EXERCISE DESCRIPTION: What follows is a block of records; restate each one word for word.
[START DATA RECORDS]
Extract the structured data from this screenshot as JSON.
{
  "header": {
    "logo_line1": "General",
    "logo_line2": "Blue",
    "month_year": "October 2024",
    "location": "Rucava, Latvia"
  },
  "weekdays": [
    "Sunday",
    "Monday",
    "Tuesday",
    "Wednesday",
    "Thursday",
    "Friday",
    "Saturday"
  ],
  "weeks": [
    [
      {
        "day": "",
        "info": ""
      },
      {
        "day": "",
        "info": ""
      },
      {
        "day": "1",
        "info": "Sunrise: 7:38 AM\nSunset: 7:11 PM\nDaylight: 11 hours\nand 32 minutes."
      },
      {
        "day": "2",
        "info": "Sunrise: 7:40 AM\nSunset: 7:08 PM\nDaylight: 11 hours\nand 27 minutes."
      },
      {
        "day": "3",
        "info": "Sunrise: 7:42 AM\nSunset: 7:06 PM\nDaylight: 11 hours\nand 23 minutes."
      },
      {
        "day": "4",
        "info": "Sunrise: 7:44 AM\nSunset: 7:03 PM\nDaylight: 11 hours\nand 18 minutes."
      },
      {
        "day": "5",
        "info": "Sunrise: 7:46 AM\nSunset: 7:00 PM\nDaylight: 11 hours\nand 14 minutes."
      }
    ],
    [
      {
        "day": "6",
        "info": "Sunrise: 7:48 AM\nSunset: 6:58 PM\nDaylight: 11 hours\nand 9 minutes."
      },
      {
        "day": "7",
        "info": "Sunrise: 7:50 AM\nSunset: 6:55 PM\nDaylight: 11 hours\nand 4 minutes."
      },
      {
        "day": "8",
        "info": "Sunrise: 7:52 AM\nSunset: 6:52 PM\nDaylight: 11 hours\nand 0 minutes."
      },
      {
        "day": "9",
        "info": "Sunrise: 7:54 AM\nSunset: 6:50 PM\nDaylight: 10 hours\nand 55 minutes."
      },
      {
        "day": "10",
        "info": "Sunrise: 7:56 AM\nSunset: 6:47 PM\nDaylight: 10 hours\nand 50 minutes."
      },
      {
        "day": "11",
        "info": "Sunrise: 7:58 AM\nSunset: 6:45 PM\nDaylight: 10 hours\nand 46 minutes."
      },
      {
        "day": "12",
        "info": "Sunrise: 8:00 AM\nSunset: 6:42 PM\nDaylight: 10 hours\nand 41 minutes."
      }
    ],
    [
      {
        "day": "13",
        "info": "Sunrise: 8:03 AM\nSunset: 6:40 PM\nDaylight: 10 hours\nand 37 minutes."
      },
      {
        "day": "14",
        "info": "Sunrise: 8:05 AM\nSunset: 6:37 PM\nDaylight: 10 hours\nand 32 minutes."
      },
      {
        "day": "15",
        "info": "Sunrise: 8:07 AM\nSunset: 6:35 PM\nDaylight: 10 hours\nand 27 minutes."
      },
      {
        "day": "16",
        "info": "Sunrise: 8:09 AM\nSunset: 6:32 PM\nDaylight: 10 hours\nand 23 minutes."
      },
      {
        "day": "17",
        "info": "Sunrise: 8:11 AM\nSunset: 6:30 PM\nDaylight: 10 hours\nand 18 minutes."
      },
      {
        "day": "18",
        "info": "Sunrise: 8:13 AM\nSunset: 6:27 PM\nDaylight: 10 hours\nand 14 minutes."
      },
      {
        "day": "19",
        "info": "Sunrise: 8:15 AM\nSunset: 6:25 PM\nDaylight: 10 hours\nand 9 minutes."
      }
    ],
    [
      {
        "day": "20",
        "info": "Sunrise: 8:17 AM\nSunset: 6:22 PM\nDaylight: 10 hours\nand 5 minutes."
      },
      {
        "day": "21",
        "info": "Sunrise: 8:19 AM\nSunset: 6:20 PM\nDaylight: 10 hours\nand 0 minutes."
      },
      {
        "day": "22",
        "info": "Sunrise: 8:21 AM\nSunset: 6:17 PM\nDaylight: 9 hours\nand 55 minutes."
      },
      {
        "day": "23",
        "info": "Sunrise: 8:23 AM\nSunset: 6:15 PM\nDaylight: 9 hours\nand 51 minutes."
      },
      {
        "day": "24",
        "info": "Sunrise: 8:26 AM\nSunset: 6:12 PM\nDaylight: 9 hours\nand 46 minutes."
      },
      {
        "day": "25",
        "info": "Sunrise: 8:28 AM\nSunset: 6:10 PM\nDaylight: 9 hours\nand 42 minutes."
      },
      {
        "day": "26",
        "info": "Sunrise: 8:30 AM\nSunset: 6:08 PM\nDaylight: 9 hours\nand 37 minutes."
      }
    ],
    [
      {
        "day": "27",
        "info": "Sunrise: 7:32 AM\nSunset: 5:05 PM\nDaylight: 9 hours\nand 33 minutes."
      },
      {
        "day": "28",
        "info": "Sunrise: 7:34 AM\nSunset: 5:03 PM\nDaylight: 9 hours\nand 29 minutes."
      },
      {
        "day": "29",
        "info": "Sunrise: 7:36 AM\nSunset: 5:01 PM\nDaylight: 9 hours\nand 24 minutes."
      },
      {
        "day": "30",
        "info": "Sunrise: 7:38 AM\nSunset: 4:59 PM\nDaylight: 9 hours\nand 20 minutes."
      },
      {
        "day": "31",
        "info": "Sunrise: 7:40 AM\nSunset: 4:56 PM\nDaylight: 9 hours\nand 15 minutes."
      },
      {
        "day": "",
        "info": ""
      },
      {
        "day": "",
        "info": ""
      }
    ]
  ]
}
[END DATA RECORDS]
FINISHED ANSWER:
Extract the structured data from this screenshot as JSON.
{
  "header": {
    "logo_line1": "General",
    "logo_line2": "Blue",
    "month_year": "October 2024",
    "location": "Rucava, Latvia"
  },
  "weekdays": [
    "Sunday",
    "Monday",
    "Tuesday",
    "Wednesday",
    "Thursday",
    "Friday",
    "Saturday"
  ],
  "weeks": [
    [
      {
        "day": "",
        "info": ""
      },
      {
        "day": "",
        "info": ""
      },
      {
        "day": "1",
        "info": "Sunrise: 7:38 AM\nSunset: 7:11 PM\nDaylight: 11 hours\nand 32 minutes."
      },
      {
        "day": "2",
        "info": "Sunrise: 7:40 AM\nSunset: 7:08 PM\nDaylight: 11 hours\nand 27 minutes."
      },
      {
        "day": "3",
        "info": "Sunrise: 7:42 AM\nSunset: 7:06 PM\nDaylight: 11 hours\nand 23 minutes."
      },
      {
        "day": "4",
        "info": "Sunrise: 7:44 AM\nSunset: 7:03 PM\nDaylight: 11 hours\nand 18 minutes."
      },
      {
        "day": "5",
        "info": "Sunrise: 7:46 AM\nSunset: 7:00 PM\nDaylight: 11 hours\nand 14 minutes."
      }
    ],
    [
      {
        "day": "6",
        "info": "Sunrise: 7:48 AM\nSunset: 6:58 PM\nDaylight: 11 hours\nand 9 minutes."
      },
      {
        "day": "7",
        "info": "Sunrise: 7:50 AM\nSunset: 6:55 PM\nDaylight: 11 hours\nand 4 minutes."
      },
      {
        "day": "8",
        "info": "Sunrise: 7:52 AM\nSunset: 6:52 PM\nDaylight: 11 hours\nand 0 minutes."
      },
      {
        "day": "9",
        "info": "Sunrise: 7:54 AM\nSunset: 6:50 PM\nDaylight: 10 hours\nand 55 minutes."
      },
      {
        "day": "10",
        "info": "Sunrise: 7:56 AM\nSunset: 6:47 PM\nDaylight: 10 hours\nand 50 minutes."
      },
      {
        "day": "11",
        "info": "Sunrise: 7:58 AM\nSunset: 6:45 PM\nDaylight: 10 hours\nand 46 minutes."
      },
      {
        "day": "12",
        "info": "Sunrise: 8:00 AM\nSunset: 6:42 PM\nDaylight: 10 hours\nand 41 minutes."
      }
    ],
    [
      {
        "day": "13",
        "info": "Sunrise: 8:03 AM\nSunset: 6:40 PM\nDaylight: 10 hours\nand 37 minutes."
      },
      {
        "day": "14",
        "info": "Sunrise: 8:05 AM\nSunset: 6:37 PM\nDaylight: 10 hours\nand 32 minutes."
      },
      {
        "day": "15",
        "info": "Sunrise: 8:07 AM\nSunset: 6:35 PM\nDaylight: 10 hours\nand 27 minutes."
      },
      {
        "day": "16",
        "info": "Sunrise: 8:09 AM\nSunset: 6:32 PM\nDaylight: 10 hours\nand 23 minutes."
      },
      {
        "day": "17",
        "info": "Sunrise: 8:11 AM\nSunset: 6:30 PM\nDaylight: 10 hours\nand 18 minutes."
      },
      {
        "day": "18",
        "info": "Sunrise: 8:13 AM\nSunset: 6:27 PM\nDaylight: 10 hours\nand 14 minutes."
      },
      {
        "day": "19",
        "info": "Sunrise: 8:15 AM\nSunset: 6:25 PM\nDaylight: 10 hours\nand 9 minutes."
      }
    ],
    [
      {
        "day": "20",
        "info": "Sunrise: 8:17 AM\nSunset: 6:22 PM\nDaylight: 10 hours\nand 5 minutes."
      },
      {
        "day": "21",
        "info": "Sunrise: 8:19 AM\nSunset: 6:20 PM\nDaylight: 10 hours\nand 0 minutes."
      },
      {
        "day": "22",
        "info": "Sunrise: 8:21 AM\nSunset: 6:17 PM\nDaylight: 9 hours\nand 55 minutes."
      },
      {
        "day": "23",
        "info": "Sunrise: 8:23 AM\nSunset: 6:15 PM\nDaylight: 9 hours\nand 51 minutes."
      },
      {
        "day": "24",
        "info": "Sunrise: 8:26 AM\nSunset: 6:12 PM\nDaylight: 9 hours\nand 46 minutes."
      },
      {
        "day": "25",
        "info": "Sunrise: 8:28 AM\nSunset: 6:10 PM\nDaylight: 9 hours\nand 42 minutes."
      },
      {
        "day": "26",
        "info": "Sunrise: 8:30 AM\nSunset: 6:08 PM\nDaylight: 9 hours\nand 37 minutes."
      }
    ],
    [
      {
        "day": "27",
        "info": "Sunrise: 7:32 AM\nSunset: 5:05 PM\nDaylight: 9 hours\nand 33 minutes."
      },
      {
        "day": "28",
        "info": "Sunrise: 7:34 AM\nSunset: 5:03 PM\nDaylight: 9 hours\nand 29 minutes."
      },
      {
        "day": "29",
        "info": "Sunrise: 7:36 AM\nSunset: 5:01 PM\nDaylight: 9 hours\nand 24 minutes."
      },
      {
        "day": "30",
        "info": "Sunrise: 7:38 AM\nSunset: 4:59 PM\nDaylight: 9 hours\nand 20 minutes."
      },
      {
        "day": "31",
        "info": "Sunrise: 7:40 AM\nSunset: 4:56 PM\nDaylight: 9 hours\nand 15 minutes."
      },
      {
        "day": "",
        "info": ""
      },
      {
        "day": "",
        "info": ""
      }
    ]
  ]
}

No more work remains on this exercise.